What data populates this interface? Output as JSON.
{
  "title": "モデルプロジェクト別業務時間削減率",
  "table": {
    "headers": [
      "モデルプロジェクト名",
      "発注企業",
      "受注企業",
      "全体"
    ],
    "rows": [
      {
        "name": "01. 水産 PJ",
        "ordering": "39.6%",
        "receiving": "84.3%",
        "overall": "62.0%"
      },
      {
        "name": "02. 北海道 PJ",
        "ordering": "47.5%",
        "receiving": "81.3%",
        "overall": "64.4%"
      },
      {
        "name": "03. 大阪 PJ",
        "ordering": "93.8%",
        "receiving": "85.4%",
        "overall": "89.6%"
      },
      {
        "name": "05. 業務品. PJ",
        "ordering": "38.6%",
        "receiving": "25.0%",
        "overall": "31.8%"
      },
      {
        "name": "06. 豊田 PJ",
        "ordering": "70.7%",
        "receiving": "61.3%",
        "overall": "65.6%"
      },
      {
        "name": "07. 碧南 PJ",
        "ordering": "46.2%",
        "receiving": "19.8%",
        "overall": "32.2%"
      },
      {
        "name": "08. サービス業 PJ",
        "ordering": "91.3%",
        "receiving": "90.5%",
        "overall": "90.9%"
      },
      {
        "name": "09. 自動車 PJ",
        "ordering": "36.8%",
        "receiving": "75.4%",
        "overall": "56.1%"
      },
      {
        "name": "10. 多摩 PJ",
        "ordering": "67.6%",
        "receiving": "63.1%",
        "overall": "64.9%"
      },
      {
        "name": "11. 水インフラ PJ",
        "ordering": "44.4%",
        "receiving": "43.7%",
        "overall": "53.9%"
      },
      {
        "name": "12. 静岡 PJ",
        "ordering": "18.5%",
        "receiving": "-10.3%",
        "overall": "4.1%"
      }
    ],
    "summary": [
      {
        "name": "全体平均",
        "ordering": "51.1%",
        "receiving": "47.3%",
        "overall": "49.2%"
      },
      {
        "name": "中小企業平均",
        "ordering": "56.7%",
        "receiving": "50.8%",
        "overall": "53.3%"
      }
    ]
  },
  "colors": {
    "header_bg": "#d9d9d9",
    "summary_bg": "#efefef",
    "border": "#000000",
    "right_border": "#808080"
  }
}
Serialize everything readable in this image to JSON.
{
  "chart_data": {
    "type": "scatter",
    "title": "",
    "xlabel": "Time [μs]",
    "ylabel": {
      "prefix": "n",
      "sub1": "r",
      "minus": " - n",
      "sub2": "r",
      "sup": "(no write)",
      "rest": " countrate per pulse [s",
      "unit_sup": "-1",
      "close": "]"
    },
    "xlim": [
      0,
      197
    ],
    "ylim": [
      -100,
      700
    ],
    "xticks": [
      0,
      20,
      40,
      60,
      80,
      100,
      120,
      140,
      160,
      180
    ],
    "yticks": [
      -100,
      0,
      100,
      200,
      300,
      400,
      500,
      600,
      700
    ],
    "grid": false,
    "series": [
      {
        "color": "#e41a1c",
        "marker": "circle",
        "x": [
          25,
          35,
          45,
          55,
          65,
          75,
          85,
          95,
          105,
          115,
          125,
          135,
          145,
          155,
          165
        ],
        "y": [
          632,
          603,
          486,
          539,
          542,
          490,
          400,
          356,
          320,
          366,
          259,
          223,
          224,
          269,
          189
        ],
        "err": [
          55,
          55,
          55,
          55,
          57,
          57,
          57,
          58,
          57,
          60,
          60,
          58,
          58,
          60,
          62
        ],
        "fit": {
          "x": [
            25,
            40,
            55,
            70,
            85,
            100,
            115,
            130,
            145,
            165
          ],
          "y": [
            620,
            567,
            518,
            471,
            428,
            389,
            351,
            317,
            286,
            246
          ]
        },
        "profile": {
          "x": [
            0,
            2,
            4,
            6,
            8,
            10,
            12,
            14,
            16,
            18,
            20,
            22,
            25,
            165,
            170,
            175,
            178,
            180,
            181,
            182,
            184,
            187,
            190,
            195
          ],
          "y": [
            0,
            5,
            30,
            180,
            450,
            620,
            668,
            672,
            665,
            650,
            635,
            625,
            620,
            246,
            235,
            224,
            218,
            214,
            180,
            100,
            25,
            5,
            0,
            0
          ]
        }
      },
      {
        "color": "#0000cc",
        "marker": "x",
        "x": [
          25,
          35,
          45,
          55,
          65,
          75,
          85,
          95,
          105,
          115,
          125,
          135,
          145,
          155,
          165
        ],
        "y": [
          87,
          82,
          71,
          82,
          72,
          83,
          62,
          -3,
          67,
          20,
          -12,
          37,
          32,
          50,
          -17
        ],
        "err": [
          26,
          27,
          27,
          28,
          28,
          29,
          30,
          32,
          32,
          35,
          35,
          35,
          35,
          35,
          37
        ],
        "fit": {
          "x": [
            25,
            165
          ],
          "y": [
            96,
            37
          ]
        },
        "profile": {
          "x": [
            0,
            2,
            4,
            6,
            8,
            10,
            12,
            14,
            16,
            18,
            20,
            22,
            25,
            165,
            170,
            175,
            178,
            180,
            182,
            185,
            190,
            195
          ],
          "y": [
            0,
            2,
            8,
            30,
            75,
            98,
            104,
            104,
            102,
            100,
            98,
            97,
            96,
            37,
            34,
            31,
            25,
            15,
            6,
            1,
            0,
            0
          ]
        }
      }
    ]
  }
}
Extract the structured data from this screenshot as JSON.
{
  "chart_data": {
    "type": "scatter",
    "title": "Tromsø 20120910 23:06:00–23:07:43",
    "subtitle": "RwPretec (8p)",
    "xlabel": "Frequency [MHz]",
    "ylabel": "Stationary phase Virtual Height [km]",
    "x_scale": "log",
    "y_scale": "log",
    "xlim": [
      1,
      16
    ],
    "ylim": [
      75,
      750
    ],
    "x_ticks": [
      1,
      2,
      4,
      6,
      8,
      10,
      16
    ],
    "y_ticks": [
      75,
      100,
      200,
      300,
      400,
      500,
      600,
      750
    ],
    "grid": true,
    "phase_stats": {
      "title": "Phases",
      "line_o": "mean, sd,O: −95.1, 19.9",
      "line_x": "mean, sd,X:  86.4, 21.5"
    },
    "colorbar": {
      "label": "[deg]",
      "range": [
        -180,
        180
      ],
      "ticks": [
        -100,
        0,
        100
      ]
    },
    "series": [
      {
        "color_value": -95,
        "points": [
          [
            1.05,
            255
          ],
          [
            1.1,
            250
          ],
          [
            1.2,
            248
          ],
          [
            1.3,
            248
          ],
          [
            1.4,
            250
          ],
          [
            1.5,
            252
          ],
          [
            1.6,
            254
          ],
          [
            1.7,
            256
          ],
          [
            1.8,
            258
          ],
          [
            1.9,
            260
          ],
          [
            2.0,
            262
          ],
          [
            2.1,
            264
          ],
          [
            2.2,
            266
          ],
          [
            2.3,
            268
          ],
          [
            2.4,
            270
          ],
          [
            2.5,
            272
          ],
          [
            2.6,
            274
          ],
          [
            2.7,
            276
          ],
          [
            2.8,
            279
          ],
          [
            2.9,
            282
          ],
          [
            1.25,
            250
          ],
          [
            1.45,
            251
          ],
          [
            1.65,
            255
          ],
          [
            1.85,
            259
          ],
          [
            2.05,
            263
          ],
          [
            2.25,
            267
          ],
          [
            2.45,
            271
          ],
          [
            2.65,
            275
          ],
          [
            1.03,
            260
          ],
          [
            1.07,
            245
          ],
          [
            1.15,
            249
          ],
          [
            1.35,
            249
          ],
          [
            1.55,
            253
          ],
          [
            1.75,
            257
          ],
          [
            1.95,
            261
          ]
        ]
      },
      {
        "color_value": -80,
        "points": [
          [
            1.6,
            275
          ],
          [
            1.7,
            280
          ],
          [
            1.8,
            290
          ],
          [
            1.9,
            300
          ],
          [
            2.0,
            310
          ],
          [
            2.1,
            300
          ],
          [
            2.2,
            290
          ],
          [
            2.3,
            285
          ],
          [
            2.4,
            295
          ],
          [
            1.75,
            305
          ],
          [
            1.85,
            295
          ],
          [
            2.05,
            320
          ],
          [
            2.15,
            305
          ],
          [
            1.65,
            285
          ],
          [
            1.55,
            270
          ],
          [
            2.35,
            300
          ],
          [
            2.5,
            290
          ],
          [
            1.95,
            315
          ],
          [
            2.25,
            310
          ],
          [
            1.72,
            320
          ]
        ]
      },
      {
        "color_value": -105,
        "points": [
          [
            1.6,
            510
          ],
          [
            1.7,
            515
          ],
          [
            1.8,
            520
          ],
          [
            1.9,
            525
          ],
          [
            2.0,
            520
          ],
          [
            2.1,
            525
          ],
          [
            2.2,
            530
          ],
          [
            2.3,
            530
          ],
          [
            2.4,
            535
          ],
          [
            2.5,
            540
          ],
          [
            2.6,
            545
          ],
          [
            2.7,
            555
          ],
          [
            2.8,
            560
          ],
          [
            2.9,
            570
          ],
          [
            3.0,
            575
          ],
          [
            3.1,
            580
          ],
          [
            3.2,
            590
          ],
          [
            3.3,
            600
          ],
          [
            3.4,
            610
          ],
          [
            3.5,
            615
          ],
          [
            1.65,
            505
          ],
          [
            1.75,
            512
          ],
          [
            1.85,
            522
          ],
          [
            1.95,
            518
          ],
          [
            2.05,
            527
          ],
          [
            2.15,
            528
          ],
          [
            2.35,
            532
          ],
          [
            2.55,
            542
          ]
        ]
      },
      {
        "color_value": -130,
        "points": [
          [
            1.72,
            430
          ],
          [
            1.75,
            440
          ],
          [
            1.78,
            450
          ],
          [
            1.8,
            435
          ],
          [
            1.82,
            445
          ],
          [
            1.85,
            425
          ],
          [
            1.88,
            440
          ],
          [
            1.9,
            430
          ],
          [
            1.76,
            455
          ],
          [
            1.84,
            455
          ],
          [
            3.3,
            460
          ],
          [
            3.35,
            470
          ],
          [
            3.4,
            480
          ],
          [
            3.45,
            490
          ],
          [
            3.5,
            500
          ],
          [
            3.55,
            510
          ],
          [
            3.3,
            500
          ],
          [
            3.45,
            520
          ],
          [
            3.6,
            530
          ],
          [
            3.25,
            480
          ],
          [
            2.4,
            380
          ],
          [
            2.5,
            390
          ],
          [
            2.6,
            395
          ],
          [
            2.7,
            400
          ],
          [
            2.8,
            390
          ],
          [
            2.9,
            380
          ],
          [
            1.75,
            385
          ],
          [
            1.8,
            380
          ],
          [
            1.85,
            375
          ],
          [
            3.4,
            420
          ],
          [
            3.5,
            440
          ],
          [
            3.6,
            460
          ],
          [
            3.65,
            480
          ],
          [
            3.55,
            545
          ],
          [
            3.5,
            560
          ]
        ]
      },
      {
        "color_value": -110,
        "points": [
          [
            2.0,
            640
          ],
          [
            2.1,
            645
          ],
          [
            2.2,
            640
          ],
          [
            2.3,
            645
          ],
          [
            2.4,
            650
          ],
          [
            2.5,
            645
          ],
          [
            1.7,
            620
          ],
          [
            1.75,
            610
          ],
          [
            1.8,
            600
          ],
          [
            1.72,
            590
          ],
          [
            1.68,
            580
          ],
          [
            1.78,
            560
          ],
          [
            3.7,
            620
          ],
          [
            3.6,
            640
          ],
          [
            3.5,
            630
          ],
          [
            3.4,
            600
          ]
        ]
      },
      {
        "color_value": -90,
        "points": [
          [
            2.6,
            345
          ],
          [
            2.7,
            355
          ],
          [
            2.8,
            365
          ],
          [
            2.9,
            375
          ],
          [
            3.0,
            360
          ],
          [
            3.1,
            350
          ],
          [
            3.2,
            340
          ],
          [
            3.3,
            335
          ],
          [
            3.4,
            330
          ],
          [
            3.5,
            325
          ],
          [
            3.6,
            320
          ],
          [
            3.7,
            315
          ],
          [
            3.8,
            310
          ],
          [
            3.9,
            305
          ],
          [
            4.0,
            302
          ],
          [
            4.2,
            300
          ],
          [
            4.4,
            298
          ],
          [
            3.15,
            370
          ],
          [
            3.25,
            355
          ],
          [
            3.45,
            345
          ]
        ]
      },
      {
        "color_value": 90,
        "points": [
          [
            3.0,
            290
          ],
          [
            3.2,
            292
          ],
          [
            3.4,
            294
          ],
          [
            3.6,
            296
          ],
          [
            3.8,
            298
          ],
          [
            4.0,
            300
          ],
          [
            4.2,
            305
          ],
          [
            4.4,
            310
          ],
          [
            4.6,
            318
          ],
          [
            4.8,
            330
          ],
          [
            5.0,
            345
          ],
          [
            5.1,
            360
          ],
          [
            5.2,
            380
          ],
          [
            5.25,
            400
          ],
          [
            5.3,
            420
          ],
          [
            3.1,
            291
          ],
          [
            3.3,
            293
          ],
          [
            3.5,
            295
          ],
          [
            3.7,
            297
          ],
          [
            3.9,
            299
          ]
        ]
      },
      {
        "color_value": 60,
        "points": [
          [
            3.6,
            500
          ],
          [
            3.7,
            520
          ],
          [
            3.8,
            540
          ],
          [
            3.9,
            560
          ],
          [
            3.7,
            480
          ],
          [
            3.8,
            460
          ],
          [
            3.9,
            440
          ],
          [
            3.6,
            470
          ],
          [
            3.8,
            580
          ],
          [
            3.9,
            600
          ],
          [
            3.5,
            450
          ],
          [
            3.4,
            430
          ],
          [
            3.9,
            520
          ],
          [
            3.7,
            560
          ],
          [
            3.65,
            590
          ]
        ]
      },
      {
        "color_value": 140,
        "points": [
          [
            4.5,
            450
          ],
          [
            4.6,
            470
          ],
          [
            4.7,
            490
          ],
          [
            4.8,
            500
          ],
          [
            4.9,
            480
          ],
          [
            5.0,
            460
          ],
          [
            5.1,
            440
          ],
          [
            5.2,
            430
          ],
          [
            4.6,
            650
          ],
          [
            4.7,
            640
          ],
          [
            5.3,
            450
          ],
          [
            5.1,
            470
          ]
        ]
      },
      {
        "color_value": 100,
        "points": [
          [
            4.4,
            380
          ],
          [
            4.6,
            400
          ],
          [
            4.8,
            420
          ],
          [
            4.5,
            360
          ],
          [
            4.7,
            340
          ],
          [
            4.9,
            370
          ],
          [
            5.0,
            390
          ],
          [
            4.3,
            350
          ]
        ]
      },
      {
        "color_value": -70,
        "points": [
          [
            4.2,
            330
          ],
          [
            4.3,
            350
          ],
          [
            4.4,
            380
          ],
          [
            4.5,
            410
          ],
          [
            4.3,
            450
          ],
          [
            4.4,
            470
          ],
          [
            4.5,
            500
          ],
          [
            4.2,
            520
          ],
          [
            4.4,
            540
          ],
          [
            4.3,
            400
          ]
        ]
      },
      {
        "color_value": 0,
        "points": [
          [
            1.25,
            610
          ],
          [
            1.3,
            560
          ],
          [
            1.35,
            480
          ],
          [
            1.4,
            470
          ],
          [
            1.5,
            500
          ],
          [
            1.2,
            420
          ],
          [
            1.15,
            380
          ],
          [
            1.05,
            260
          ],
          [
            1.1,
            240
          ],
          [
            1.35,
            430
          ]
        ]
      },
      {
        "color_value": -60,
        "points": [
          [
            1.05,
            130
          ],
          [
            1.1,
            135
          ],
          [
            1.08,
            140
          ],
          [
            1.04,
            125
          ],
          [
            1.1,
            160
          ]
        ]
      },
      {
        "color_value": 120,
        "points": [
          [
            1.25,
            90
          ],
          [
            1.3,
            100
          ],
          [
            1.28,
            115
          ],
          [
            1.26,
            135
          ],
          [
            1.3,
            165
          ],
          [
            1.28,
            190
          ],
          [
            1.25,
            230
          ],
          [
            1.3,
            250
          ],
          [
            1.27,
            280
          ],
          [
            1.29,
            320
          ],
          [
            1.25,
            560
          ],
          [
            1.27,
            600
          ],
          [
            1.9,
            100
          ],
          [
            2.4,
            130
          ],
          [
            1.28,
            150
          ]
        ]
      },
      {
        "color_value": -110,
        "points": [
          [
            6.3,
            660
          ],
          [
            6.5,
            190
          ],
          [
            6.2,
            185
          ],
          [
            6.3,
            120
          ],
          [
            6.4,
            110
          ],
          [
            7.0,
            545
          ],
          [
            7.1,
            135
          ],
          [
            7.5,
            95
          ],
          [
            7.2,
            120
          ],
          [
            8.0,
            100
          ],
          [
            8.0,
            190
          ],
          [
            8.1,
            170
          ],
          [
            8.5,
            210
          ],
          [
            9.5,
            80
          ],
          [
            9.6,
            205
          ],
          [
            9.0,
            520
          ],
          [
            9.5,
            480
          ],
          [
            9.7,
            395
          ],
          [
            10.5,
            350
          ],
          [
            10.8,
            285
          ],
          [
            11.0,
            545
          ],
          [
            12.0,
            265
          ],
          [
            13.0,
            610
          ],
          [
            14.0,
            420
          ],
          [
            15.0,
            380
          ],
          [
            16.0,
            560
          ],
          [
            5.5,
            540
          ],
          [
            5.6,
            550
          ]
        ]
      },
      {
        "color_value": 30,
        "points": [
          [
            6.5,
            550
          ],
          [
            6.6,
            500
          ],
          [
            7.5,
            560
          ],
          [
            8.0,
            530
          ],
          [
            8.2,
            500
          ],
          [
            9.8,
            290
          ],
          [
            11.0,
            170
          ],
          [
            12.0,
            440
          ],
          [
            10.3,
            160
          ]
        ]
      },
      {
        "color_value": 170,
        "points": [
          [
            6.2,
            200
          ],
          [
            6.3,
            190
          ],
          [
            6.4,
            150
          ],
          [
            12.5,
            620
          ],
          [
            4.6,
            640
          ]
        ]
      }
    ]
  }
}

# THE REQUEST
Make a copy of each line that contains the string "ylabel".

# EXERCISE RESULT
    "ylabel": {
    "ylabel": "Stationary phase Virtual Height [km]",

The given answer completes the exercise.